(Records that describe figures)
====

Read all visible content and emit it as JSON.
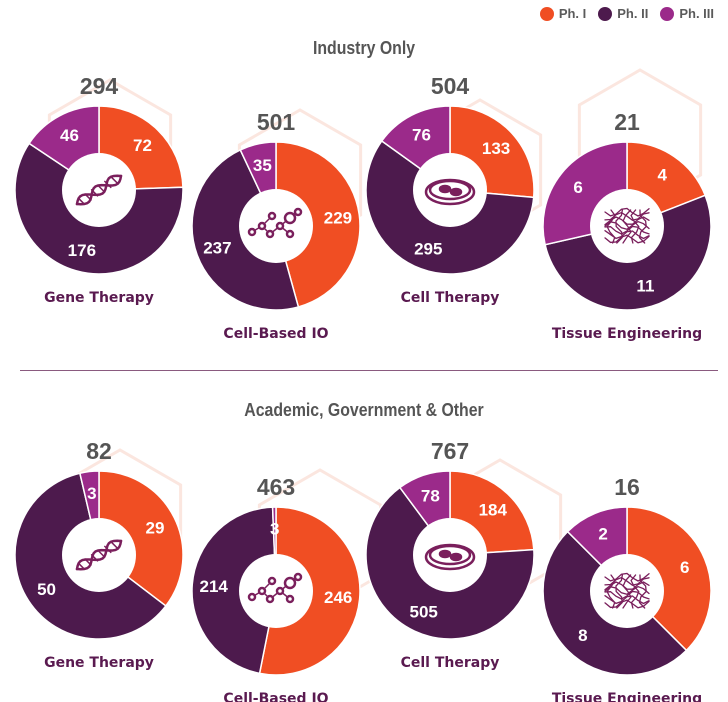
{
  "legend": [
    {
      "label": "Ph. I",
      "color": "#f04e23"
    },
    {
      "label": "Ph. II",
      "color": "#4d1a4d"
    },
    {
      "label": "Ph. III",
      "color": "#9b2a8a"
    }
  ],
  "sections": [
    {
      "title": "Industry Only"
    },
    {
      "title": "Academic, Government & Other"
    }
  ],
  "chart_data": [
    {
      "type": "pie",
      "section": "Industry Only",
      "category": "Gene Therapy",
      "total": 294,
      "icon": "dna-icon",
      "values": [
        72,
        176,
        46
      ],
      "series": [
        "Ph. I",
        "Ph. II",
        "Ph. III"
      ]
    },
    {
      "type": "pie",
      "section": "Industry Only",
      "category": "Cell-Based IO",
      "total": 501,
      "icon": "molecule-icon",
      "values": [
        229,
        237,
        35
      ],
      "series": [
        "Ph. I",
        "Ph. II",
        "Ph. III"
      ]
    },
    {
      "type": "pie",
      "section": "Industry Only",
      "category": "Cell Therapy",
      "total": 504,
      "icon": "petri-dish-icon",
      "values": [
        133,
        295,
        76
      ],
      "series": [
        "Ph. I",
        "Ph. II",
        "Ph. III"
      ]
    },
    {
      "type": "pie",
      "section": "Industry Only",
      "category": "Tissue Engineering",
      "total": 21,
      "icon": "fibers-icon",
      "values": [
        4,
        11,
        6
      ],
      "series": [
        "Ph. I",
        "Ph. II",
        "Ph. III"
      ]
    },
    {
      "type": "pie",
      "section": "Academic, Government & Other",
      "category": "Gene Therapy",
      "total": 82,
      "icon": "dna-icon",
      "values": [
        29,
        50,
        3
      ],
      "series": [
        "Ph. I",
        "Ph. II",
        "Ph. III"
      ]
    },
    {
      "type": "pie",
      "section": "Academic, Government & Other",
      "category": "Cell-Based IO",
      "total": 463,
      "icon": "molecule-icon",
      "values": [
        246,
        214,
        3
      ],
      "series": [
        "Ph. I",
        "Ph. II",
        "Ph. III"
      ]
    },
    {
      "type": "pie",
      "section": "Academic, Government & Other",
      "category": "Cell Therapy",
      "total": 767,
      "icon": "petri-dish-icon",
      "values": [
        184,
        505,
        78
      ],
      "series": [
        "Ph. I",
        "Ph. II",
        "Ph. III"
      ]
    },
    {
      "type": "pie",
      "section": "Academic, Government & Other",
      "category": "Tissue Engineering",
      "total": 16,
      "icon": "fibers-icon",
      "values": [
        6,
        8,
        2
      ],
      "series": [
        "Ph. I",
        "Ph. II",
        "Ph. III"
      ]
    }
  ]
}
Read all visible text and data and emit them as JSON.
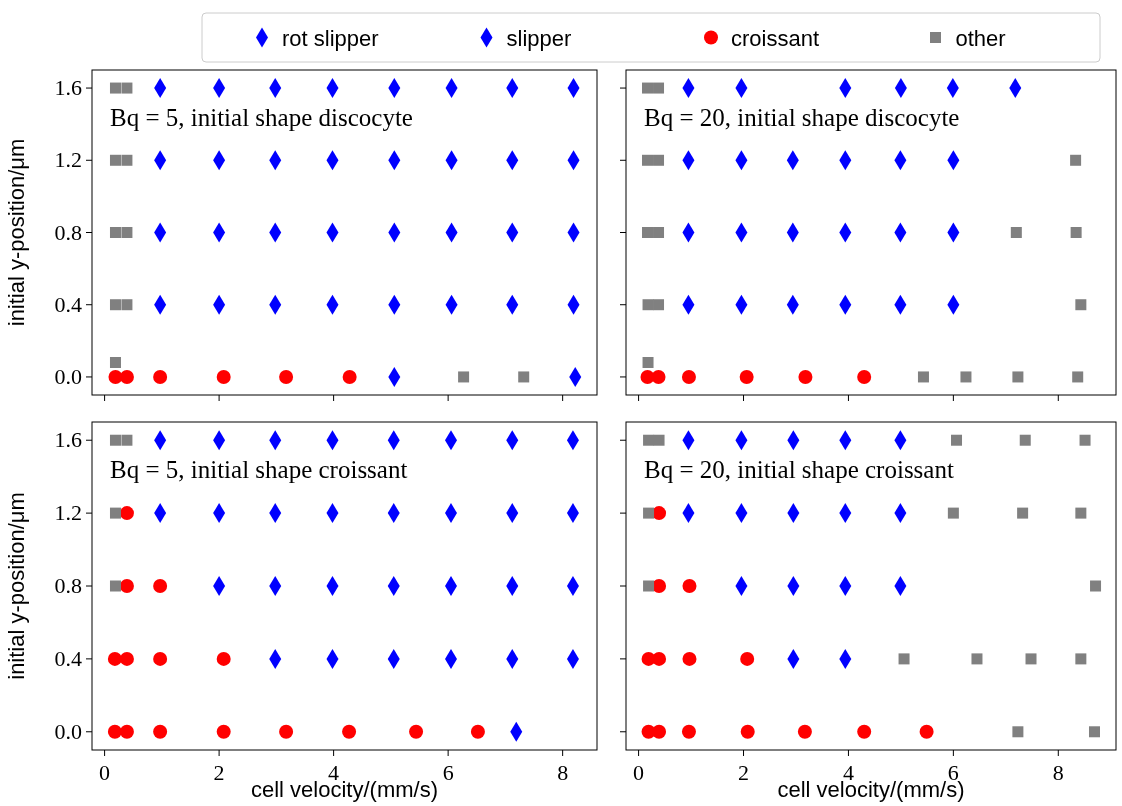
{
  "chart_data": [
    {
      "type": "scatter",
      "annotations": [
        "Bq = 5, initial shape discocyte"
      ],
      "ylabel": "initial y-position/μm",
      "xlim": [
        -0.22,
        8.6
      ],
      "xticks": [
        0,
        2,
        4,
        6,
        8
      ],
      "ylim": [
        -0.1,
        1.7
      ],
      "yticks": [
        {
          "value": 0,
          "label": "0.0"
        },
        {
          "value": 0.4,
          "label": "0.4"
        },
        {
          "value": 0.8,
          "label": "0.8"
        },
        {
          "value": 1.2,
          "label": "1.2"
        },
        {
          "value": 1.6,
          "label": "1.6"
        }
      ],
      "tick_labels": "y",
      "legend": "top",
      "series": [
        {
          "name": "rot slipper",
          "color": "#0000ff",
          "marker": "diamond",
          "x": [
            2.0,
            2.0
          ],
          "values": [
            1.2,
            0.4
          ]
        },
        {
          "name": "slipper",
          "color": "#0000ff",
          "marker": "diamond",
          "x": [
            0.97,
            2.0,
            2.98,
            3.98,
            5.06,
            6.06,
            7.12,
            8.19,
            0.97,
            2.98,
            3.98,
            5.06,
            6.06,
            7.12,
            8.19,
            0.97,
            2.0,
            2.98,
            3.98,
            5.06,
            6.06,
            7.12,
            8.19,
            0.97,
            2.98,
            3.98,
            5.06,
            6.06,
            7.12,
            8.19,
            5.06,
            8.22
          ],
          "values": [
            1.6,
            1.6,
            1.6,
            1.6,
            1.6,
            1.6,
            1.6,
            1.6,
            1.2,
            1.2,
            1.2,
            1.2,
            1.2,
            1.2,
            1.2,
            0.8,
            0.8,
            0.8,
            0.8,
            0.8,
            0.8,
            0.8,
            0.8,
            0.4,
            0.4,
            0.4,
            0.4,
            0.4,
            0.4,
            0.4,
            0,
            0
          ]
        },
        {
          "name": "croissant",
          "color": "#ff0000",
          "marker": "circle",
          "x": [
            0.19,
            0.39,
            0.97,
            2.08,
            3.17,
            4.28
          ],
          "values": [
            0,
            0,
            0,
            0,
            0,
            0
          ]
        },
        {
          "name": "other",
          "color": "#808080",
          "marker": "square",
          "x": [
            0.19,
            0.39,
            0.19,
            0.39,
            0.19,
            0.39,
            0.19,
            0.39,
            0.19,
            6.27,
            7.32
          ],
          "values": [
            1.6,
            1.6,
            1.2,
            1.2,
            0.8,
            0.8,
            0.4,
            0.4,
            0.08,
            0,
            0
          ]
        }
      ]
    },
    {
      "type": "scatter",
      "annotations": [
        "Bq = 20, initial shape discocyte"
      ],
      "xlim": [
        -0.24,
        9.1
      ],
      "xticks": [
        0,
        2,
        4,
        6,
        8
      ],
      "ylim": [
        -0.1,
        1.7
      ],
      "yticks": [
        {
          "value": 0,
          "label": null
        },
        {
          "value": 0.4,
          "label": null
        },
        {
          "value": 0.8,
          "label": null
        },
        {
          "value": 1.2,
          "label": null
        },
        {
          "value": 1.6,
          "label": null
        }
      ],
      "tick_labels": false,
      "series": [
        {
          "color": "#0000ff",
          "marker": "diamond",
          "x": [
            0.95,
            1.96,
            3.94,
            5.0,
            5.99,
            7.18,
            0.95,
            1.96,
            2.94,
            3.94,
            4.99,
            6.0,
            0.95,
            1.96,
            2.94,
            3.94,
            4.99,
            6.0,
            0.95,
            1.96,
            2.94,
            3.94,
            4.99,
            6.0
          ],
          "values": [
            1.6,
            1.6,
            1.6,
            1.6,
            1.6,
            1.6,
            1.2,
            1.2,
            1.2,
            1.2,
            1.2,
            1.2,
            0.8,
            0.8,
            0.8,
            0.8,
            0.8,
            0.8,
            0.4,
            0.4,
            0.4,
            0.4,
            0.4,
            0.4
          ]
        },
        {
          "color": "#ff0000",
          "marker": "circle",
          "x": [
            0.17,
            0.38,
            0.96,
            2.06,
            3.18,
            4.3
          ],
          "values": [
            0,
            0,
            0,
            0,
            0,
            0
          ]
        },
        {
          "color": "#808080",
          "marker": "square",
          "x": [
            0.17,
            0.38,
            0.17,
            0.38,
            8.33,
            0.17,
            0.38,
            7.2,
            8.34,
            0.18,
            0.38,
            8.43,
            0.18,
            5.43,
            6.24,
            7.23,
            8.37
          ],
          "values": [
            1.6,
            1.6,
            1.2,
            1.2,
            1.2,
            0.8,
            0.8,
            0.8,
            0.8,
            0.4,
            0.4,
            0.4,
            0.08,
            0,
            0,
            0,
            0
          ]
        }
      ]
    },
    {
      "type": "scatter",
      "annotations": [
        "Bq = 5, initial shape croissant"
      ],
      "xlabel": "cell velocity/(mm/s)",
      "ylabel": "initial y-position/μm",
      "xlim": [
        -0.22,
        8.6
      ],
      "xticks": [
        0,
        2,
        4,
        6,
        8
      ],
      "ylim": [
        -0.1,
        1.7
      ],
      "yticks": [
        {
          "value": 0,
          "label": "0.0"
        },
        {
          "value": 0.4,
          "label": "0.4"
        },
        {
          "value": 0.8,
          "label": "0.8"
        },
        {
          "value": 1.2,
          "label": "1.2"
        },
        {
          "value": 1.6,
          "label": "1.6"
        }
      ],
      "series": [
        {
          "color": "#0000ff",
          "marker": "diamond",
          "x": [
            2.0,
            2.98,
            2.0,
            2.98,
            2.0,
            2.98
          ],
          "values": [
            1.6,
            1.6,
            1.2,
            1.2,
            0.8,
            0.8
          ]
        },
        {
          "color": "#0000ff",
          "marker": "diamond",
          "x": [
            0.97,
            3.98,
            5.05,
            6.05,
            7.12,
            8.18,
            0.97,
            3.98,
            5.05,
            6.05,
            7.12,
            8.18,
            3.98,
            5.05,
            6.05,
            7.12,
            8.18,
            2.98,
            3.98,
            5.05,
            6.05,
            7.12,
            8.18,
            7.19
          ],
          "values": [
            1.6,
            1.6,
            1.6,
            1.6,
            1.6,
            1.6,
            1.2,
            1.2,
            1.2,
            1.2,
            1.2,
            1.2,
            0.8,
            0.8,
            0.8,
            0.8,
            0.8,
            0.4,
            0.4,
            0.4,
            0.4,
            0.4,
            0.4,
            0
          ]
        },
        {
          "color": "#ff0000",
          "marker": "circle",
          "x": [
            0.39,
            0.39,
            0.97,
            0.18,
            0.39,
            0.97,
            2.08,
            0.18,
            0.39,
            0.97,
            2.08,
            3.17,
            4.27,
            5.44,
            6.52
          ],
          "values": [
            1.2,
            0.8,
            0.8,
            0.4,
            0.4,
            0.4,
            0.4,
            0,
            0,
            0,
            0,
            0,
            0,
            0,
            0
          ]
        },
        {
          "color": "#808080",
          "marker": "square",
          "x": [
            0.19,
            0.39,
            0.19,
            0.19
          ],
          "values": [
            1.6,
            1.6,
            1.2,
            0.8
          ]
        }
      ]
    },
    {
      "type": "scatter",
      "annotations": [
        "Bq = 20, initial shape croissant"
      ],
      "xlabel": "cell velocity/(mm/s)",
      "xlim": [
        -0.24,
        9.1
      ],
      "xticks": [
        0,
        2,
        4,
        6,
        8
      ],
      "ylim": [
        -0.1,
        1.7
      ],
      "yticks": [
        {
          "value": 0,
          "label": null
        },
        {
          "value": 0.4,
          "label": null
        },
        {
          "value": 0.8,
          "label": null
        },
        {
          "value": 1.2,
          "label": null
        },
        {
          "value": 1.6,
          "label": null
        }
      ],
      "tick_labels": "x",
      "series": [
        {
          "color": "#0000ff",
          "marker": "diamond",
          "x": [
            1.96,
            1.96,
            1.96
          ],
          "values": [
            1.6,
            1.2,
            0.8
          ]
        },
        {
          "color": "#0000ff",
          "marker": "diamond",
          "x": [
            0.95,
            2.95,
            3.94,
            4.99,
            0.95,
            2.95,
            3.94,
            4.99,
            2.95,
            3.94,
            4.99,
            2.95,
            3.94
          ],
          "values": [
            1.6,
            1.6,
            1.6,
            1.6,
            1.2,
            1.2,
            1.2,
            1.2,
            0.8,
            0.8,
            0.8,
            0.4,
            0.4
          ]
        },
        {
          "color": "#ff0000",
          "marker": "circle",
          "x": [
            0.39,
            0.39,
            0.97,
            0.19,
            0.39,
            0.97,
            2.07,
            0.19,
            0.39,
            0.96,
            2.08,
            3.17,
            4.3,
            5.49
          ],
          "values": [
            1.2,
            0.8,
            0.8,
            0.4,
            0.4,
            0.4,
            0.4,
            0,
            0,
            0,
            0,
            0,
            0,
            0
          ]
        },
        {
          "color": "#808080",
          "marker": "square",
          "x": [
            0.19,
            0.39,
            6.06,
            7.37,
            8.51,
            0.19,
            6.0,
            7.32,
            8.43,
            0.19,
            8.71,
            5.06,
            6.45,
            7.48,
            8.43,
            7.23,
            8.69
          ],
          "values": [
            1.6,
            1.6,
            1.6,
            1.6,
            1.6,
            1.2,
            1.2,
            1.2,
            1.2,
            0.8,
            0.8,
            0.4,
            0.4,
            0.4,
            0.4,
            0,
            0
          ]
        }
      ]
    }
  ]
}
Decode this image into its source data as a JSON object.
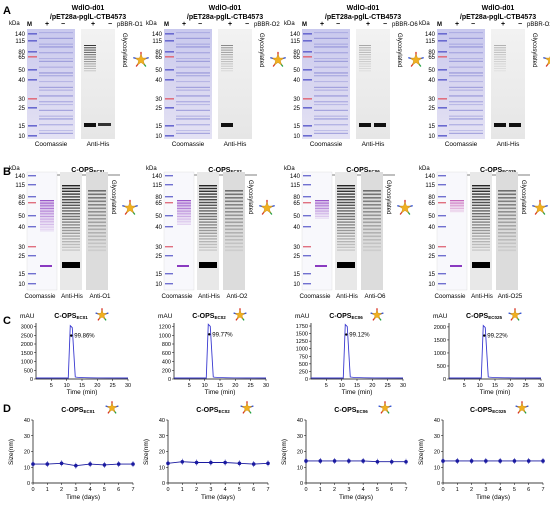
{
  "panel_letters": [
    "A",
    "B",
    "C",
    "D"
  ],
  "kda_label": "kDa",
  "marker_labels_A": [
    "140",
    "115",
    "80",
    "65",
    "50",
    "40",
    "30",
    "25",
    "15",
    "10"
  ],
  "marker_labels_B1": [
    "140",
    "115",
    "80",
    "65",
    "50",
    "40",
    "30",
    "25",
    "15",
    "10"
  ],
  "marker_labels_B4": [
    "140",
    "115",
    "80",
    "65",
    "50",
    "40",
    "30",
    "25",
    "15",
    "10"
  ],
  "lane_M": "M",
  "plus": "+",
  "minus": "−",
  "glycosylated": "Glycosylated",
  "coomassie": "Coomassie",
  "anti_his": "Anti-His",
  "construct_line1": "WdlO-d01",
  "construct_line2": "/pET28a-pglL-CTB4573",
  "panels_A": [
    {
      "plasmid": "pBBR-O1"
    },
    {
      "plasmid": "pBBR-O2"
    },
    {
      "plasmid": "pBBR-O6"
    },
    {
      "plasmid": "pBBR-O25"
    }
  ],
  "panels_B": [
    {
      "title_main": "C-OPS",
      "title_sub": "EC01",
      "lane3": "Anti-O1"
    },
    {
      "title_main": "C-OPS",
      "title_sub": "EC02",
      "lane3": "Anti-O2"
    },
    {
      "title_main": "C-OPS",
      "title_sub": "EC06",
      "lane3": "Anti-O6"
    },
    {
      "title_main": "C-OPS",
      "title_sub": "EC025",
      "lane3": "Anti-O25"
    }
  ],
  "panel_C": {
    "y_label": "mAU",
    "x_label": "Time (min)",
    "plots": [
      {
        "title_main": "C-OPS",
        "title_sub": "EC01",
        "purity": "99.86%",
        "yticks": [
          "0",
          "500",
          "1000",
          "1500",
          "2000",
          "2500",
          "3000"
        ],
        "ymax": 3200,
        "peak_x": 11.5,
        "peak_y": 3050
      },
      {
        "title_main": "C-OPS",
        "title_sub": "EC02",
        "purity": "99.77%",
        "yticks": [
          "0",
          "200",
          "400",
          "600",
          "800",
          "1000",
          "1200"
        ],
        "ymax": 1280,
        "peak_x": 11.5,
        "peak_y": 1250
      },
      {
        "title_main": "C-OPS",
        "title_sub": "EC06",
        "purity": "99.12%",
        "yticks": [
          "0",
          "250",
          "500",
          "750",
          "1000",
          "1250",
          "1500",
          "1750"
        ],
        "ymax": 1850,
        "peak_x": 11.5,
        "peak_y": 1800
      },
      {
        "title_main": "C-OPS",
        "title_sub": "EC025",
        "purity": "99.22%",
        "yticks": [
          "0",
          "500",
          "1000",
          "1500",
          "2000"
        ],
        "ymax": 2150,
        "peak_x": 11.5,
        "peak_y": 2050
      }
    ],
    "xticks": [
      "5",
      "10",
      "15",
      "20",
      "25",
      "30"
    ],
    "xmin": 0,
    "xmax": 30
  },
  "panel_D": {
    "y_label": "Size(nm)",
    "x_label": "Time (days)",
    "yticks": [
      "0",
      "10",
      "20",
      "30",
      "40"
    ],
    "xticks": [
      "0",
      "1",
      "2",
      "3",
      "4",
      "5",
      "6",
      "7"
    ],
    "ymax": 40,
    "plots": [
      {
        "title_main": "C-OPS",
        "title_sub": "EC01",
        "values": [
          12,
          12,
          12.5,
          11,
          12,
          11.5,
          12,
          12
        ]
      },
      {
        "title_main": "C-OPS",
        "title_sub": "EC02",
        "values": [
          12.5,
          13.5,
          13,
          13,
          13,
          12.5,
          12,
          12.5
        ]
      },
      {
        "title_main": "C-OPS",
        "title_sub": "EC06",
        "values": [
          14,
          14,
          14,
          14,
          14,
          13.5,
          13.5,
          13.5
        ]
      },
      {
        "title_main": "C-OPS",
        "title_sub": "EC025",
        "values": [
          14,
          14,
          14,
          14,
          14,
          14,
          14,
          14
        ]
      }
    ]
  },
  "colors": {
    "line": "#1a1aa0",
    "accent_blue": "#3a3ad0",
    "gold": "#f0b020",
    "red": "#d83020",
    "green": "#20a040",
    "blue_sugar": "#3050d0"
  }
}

====

Instructions for the task —
Display every line of the listing that contains the string "Anti".

Output for this task —
  "anti_his": "Anti-His",
      "lane3": "Anti-O1"
      "lane3": "Anti-O2"
      "lane3": "Anti-O6"
      "lane3": "Anti-O25"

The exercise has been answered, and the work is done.